▸ **Set exercise**: Records follow. Pull out every line that contains "sensitivity".

▸ **Supplied records**:
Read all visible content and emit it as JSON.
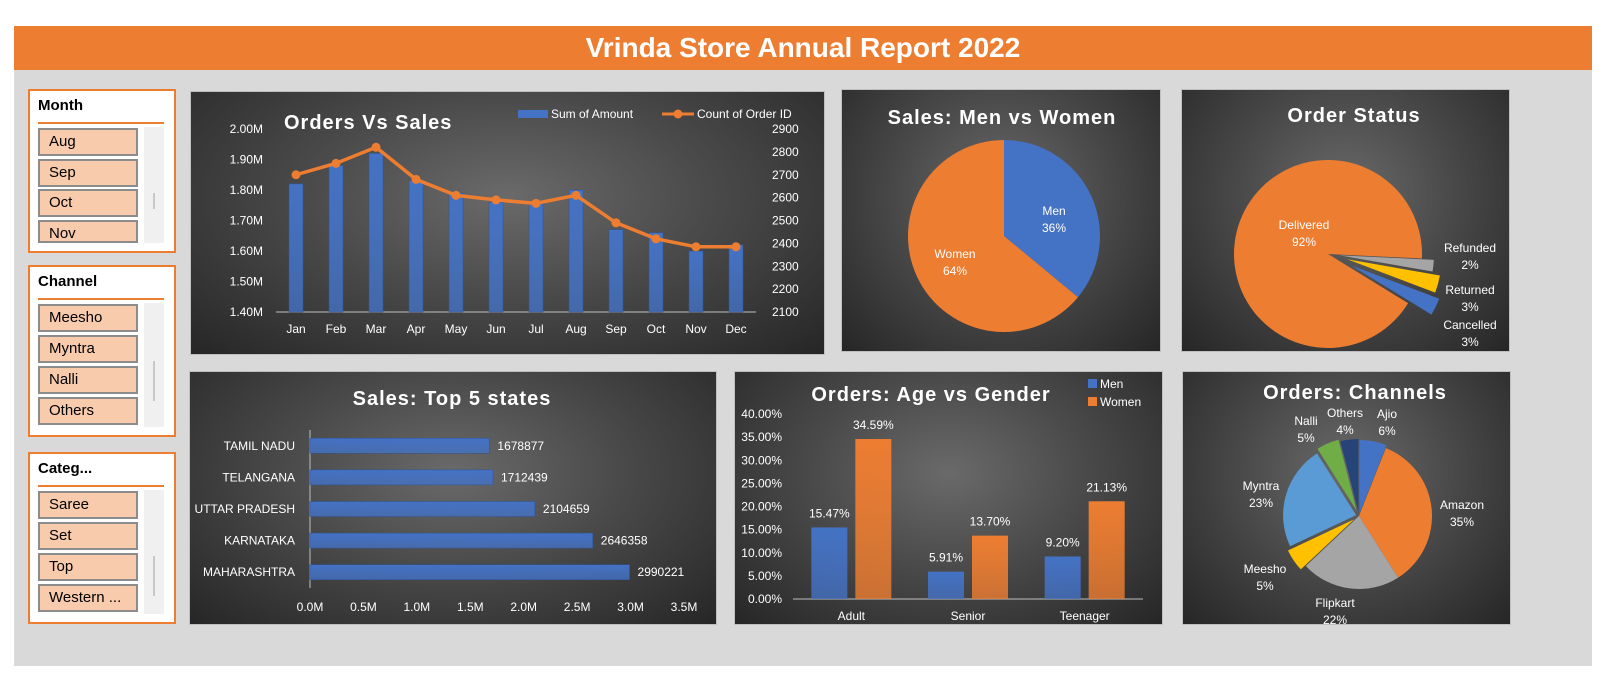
{
  "header": {
    "title": "Vrinda Store Annual Report 2022"
  },
  "slicers": [
    {
      "title": "Month",
      "items": [
        "Aug",
        "Sep",
        "Oct",
        "Nov"
      ]
    },
    {
      "title": "Channel",
      "items": [
        "Meesho",
        "Myntra",
        "Nalli",
        "Others"
      ]
    },
    {
      "title": "Categ...",
      "items": [
        "Saree",
        "Set",
        "Top",
        "Western ..."
      ]
    }
  ],
  "colors": {
    "blue": "#4472c4",
    "orange": "#ed7d31",
    "gray": "#a5a5a5",
    "yellow": "#ffc000",
    "lightblue": "#5b9bd5",
    "green": "#70ad47",
    "navy": "#264478"
  },
  "chart_data": [
    {
      "type": "bar",
      "title": "Orders Vs Sales",
      "categories": [
        "Jan",
        "Feb",
        "Mar",
        "Apr",
        "May",
        "Jun",
        "Jul",
        "Aug",
        "Sep",
        "Oct",
        "Nov",
        "Dec"
      ],
      "series": [
        {
          "name": "Sum of Amount",
          "type": "bar",
          "axis": "left",
          "values": [
            1.82,
            1.88,
            1.92,
            1.83,
            1.79,
            1.76,
            1.76,
            1.8,
            1.67,
            1.66,
            1.6,
            1.62
          ]
        },
        {
          "name": "Count of Order ID",
          "type": "line",
          "axis": "right",
          "values": [
            2700,
            2750,
            2820,
            2680,
            2610,
            2590,
            2575,
            2610,
            2490,
            2420,
            2385,
            2385
          ]
        }
      ],
      "ylim": [
        1.4,
        2.0
      ],
      "yticks": [
        "1.40M",
        "1.50M",
        "1.60M",
        "1.70M",
        "1.80M",
        "1.90M",
        "2.00M"
      ],
      "y2lim": [
        2100,
        2900
      ],
      "y2ticks": [
        "2100",
        "2200",
        "2300",
        "2400",
        "2500",
        "2600",
        "2700",
        "2800",
        "2900"
      ],
      "legend": "top-right"
    },
    {
      "type": "pie",
      "title": "Sales: Men vs Women",
      "slices": [
        {
          "label": "Men",
          "value": 36,
          "display": "36%",
          "color": "#4472c4"
        },
        {
          "label": "Women",
          "value": 64,
          "display": "64%",
          "color": "#ed7d31"
        }
      ]
    },
    {
      "type": "pie",
      "title": "Order Status",
      "slices": [
        {
          "label": "Delivered",
          "value": 92,
          "display": "92%",
          "color": "#ed7d31"
        },
        {
          "label": "Refunded",
          "value": 2,
          "display": "2%",
          "color": "#a5a5a5"
        },
        {
          "label": "Returned",
          "value": 3,
          "display": "3%",
          "color": "#ffc000"
        },
        {
          "label": "Cancelled",
          "value": 3,
          "display": "3%",
          "color": "#4472c4"
        }
      ]
    },
    {
      "type": "bar",
      "orientation": "horizontal",
      "title": "Sales: Top 5 states",
      "categories": [
        "TAMIL NADU",
        "TELANGANA",
        "UTTAR PRADESH",
        "KARNATAKA",
        "MAHARASHTRA"
      ],
      "values": [
        1678877,
        1712439,
        2104659,
        2646358,
        2990221
      ],
      "xlim": [
        0,
        3500000
      ],
      "xticks": [
        "0.0M",
        "0.5M",
        "1.0M",
        "1.5M",
        "2.0M",
        "2.5M",
        "3.0M",
        "3.5M"
      ]
    },
    {
      "type": "bar",
      "title": "Orders: Age vs Gender",
      "categories": [
        "Adult",
        "Senior",
        "Teenager"
      ],
      "series": [
        {
          "name": "Men",
          "values": [
            15.47,
            5.91,
            9.2
          ],
          "labels": [
            "15.47%",
            "5.91%",
            "9.20%"
          ]
        },
        {
          "name": "Women",
          "values": [
            34.59,
            13.7,
            21.13
          ],
          "labels": [
            "34.59%",
            "13.70%",
            "21.13%"
          ]
        }
      ],
      "ylim": [
        0,
        40
      ],
      "yticks": [
        "0.00%",
        "5.00%",
        "10.00%",
        "15.00%",
        "20.00%",
        "25.00%",
        "30.00%",
        "35.00%",
        "40.00%"
      ],
      "legend": "top-right"
    },
    {
      "type": "pie",
      "title": "Orders: Channels",
      "slices": [
        {
          "label": "Ajio",
          "value": 6,
          "display": "6%",
          "color": "#4472c4"
        },
        {
          "label": "Amazon",
          "value": 35,
          "display": "35%",
          "color": "#ed7d31"
        },
        {
          "label": "Flipkart",
          "value": 22,
          "display": "22%",
          "color": "#a5a5a5"
        },
        {
          "label": "Meesho",
          "value": 5,
          "display": "5%",
          "color": "#ffc000"
        },
        {
          "label": "Myntra",
          "value": 23,
          "display": "23%",
          "color": "#5b9bd5"
        },
        {
          "label": "Nalli",
          "value": 5,
          "display": "5%",
          "color": "#70ad47"
        },
        {
          "label": "Others",
          "value": 4,
          "display": "4%",
          "color": "#264478"
        }
      ]
    }
  ]
}
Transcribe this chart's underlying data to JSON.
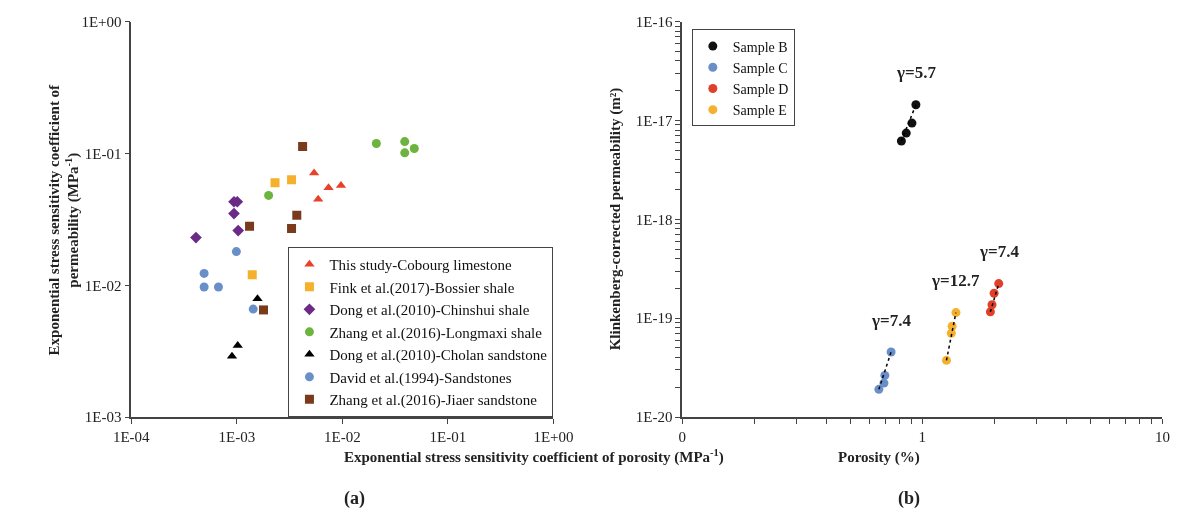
{
  "chart_data": [
    {
      "type": "scatter",
      "title": "(a)",
      "xlabel": "Exponential stress sensitivity coefficient of porosity (MPa$^{-1}$)",
      "ylabel": "Exponential stress sensitivity coefficient of permeability (MPa$^{-1}$)",
      "log": "xy",
      "legend": "bottom right",
      "xlim": [
        0.0001,
        1
      ],
      "xticks": [
        {
          "value": 0.0001,
          "label": "1E-04"
        },
        {
          "value": 0.001,
          "label": "1E-03"
        },
        {
          "value": 0.01,
          "label": "1E-02"
        },
        {
          "value": 0.1,
          "label": "1E-01"
        },
        {
          "value": 1,
          "label": "1E+00"
        }
      ],
      "ylim": [
        0.001,
        1
      ],
      "yticks": [
        {
          "value": 0.001,
          "label": "1E-03"
        },
        {
          "value": 0.01,
          "label": "1E-02"
        },
        {
          "value": 0.1,
          "label": "1E-01"
        },
        {
          "value": 1,
          "label": "1E+00"
        }
      ],
      "series": [
        {
          "name": "This study-Cobourg limestone",
          "color": "#e8402a",
          "marker": "triangle",
          "x": [
            0.0054,
            0.0074,
            0.0097,
            0.0059
          ],
          "values": [
            0.071,
            0.055,
            0.057,
            0.045
          ]
        },
        {
          "name": "Fink et al.(2017)-Bossier shale",
          "color": "#f5b12b",
          "marker": "square",
          "x": [
            0.0023,
            0.0033,
            0.0014
          ],
          "values": [
            0.06,
            0.063,
            0.012
          ]
        },
        {
          "name": "Dong et al.(2010)-Chinshui shale",
          "color": "#6a2a86",
          "marker": "diamond",
          "x": [
            0.00094,
            0.00101,
            0.00094,
            0.00103,
            0.00041
          ],
          "values": [
            0.043,
            0.043,
            0.035,
            0.026,
            0.023
          ]
        },
        {
          "name": "Zhang et al.(2016)-Longmaxi shale",
          "color": "#6db33f",
          "marker": "circle",
          "x": [
            0.021,
            0.039,
            0.048,
            0.039,
            0.002
          ],
          "values": [
            0.119,
            0.123,
            0.109,
            0.101,
            0.048
          ]
        },
        {
          "name": "Dong et al.(2010)-Cholan sandstone",
          "color": "#000000",
          "marker": "triangle",
          "x": [
            0.00157,
            0.00102,
            0.0009
          ],
          "values": [
            0.0079,
            0.0035,
            0.0029
          ]
        },
        {
          "name": "David et al.(1994)-Sandstones",
          "color": "#6a8fc8",
          "marker": "circle",
          "x": [
            0.00099,
            0.00049,
            0.00049,
            0.00067,
            0.00143
          ],
          "values": [
            0.018,
            0.0123,
            0.0097,
            0.0097,
            0.0066
          ]
        },
        {
          "name": "Zhang et al.(2016)-Jiaer sandstone",
          "color": "#7a3a1c",
          "marker": "square",
          "x": [
            0.0042,
            0.0037,
            0.0033,
            0.00132,
            0.00179
          ],
          "values": [
            0.113,
            0.034,
            0.027,
            0.028,
            0.0065
          ]
        }
      ]
    },
    {
      "type": "scatter",
      "title": "(b)",
      "xlabel": "Porosity (%)",
      "ylabel": "Klinkenberg-corrected permeability (m²)",
      "log": "xy",
      "legend": "top left",
      "xlim": [
        0.1,
        10
      ],
      "xticks": [
        {
          "value": 0.1,
          "label": "0"
        },
        {
          "value": 0.2,
          "label": null
        },
        {
          "value": 0.3,
          "label": null
        },
        {
          "value": 0.4,
          "label": null
        },
        {
          "value": 0.5,
          "label": null
        },
        {
          "value": 0.6,
          "label": null
        },
        {
          "value": 0.7,
          "label": null
        },
        {
          "value": 0.8,
          "label": null
        },
        {
          "value": 0.9,
          "label": null
        },
        1,
        {
          "value": 2,
          "label": null
        },
        {
          "value": 3,
          "label": null
        },
        {
          "value": 4,
          "label": null
        },
        {
          "value": 5,
          "label": null
        },
        {
          "value": 6,
          "label": null
        },
        {
          "value": 7,
          "label": null
        },
        {
          "value": 8,
          "label": null
        },
        {
          "value": 9,
          "label": null
        },
        10
      ],
      "ylim": [
        1e-20,
        1e-16
      ],
      "yticks": [
        {
          "value": 1e-20,
          "label": "1E-20"
        },
        {
          "value": 2e-20,
          "label": null
        },
        {
          "value": 3e-20,
          "label": null
        },
        {
          "value": 4e-20,
          "label": null
        },
        {
          "value": 5e-20,
          "label": null
        },
        {
          "value": 6e-20,
          "label": null
        },
        {
          "value": 7e-20,
          "label": null
        },
        {
          "value": 8e-20,
          "label": null
        },
        {
          "value": 9e-20,
          "label": null
        },
        {
          "value": 1e-19,
          "label": "1E-19"
        },
        {
          "value": 2e-19,
          "label": null
        },
        {
          "value": 3e-19,
          "label": null
        },
        {
          "value": 4e-19,
          "label": null
        },
        {
          "value": 5e-19,
          "label": null
        },
        {
          "value": 6e-19,
          "label": null
        },
        {
          "value": 7e-19,
          "label": null
        },
        {
          "value": 8e-19,
          "label": null
        },
        {
          "value": 9e-19,
          "label": null
        },
        {
          "value": 1e-18,
          "label": "1E-18"
        },
        {
          "value": 2e-18,
          "label": null
        },
        {
          "value": 3e-18,
          "label": null
        },
        {
          "value": 4e-18,
          "label": null
        },
        {
          "value": 5e-18,
          "label": null
        },
        {
          "value": 6e-18,
          "label": null
        },
        {
          "value": 7e-18,
          "label": null
        },
        {
          "value": 8e-18,
          "label": null
        },
        {
          "value": 9e-18,
          "label": null
        },
        {
          "value": 1e-17,
          "label": "1E-17"
        },
        {
          "value": 2e-17,
          "label": null
        },
        {
          "value": 3e-17,
          "label": null
        },
        {
          "value": 4e-17,
          "label": null
        },
        {
          "value": 5e-17,
          "label": null
        },
        {
          "value": 6e-17,
          "label": null
        },
        {
          "value": 7e-17,
          "label": null
        },
        {
          "value": 8e-17,
          "label": null
        },
        {
          "value": 9e-17,
          "label": null
        },
        {
          "value": 1e-16,
          "label": "1E-16"
        }
      ],
      "annotations": [
        "γ=5.7",
        "γ=7.4",
        "γ=7.4",
        "γ=12.7"
      ],
      "series": [
        {
          "name": "Sample B",
          "color": "#111111",
          "marker": "circle",
          "x": [
            0.94,
            0.905,
            0.857,
            0.818
          ],
          "values": [
            1.44e-17,
            9.4e-18,
            7.45e-18,
            6.2e-18
          ]
        },
        {
          "name": "Sample C",
          "color": "#6a8fc8",
          "marker": "circle",
          "x": [
            0.741,
            0.698,
            0.692,
            0.659
          ],
          "values": [
            4.55e-20,
            2.64e-20,
            2.21e-20,
            1.91e-20
          ]
        },
        {
          "name": "Sample D",
          "color": "#e0402a",
          "marker": "circle",
          "x": [
            2.08,
            1.99,
            1.95,
            1.92
          ],
          "values": [
            2.24e-19,
            1.79e-19,
            1.37e-19,
            1.16e-19
          ]
        },
        {
          "name": "Sample E",
          "color": "#f5b030",
          "marker": "circle",
          "x": [
            1.38,
            1.33,
            1.32,
            1.26
          ],
          "values": [
            1.14e-19,
            8.3e-20,
            7.05e-20,
            3.75e-20
          ]
        },
        {
          "type": "line",
          "color": "#000000",
          "marker": "none",
          "line_style": "dotted",
          "x": [
            0.818,
            0.94
          ],
          "values": [
            6.2e-18,
            1.44e-17
          ]
        },
        {
          "type": "line",
          "color": "#000000",
          "marker": "none",
          "line_style": "dotted",
          "x": [
            0.659,
            0.741
          ],
          "values": [
            1.91e-20,
            4.55e-20
          ]
        },
        {
          "type": "line",
          "color": "#000000",
          "marker": "none",
          "line_style": "dotted",
          "x": [
            1.92,
            2.08
          ],
          "values": [
            1.16e-19,
            2.24e-19
          ]
        },
        {
          "type": "line",
          "color": "#000000",
          "marker": "none",
          "line_style": "dotted",
          "x": [
            1.26,
            1.38
          ],
          "values": [
            3.75e-20,
            1.14e-19
          ]
        }
      ]
    }
  ]
}
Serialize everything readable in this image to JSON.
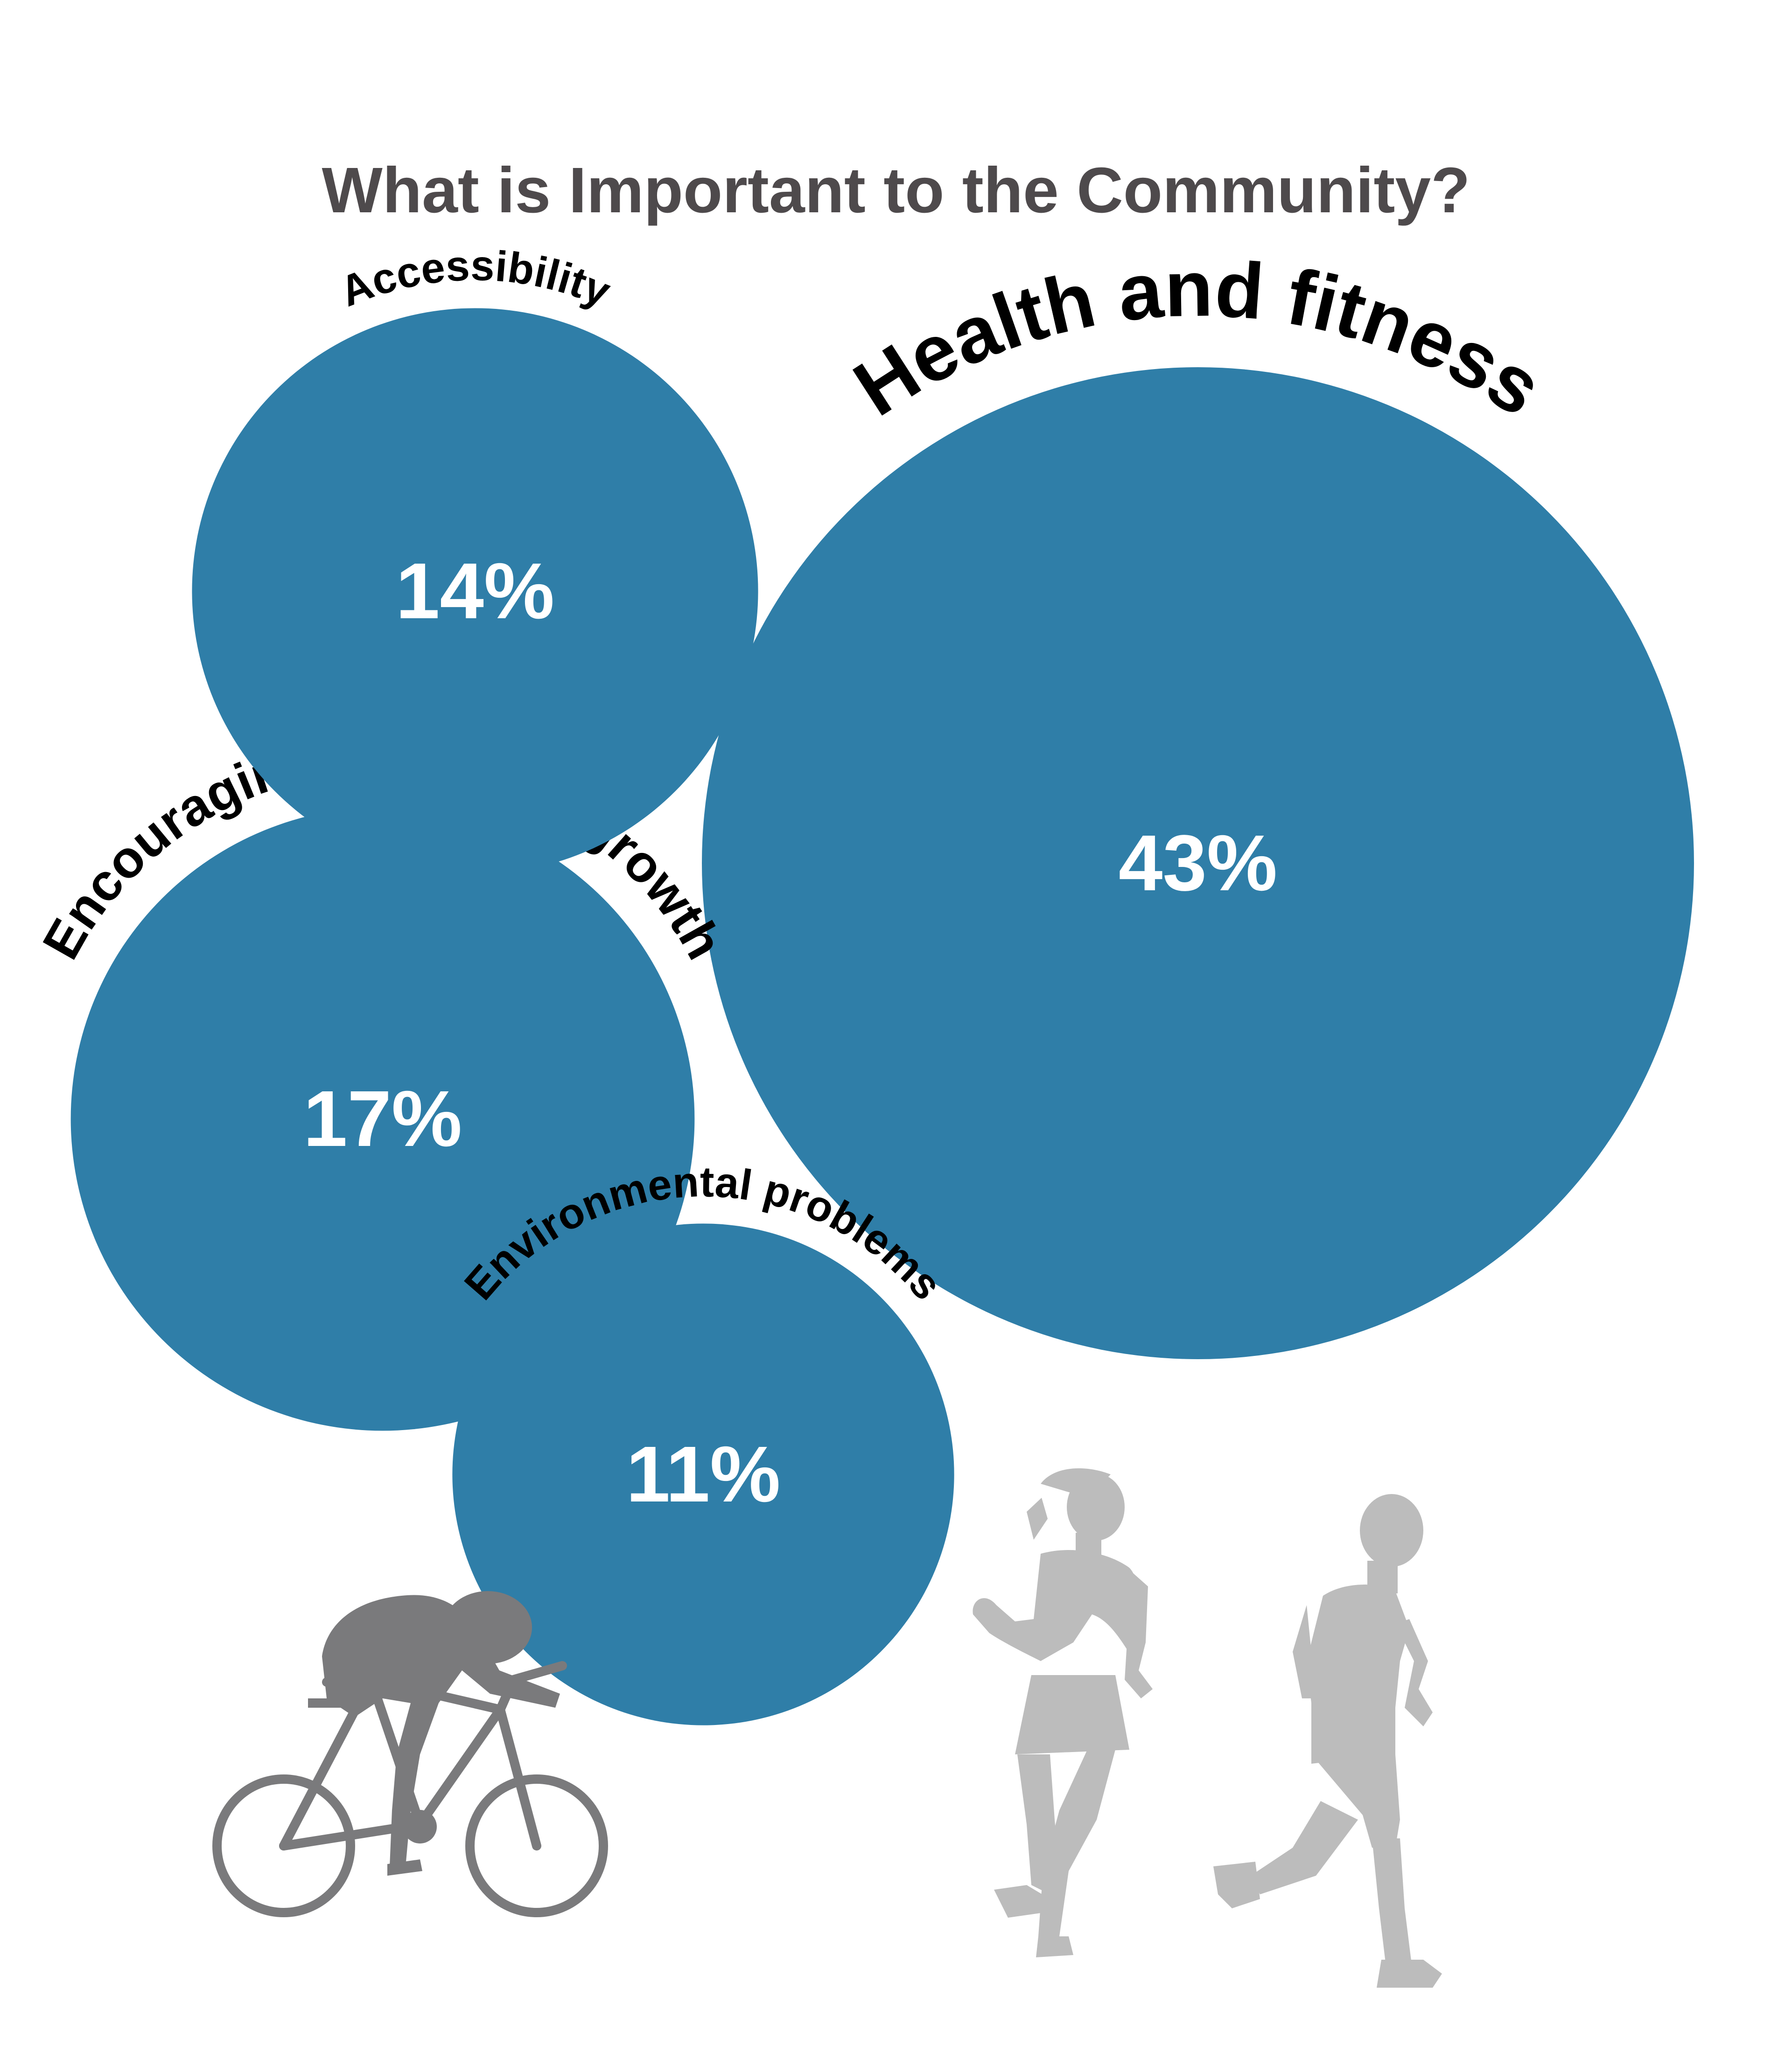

▸ **Full response**:
      "xlabel": "Exponential stress sensitivity coefficient of porosity (MPa$^{-1}$)",
      "ylabel": "Exponential stress sensitivity coefficient of permeability (MPa$^{-1}$)",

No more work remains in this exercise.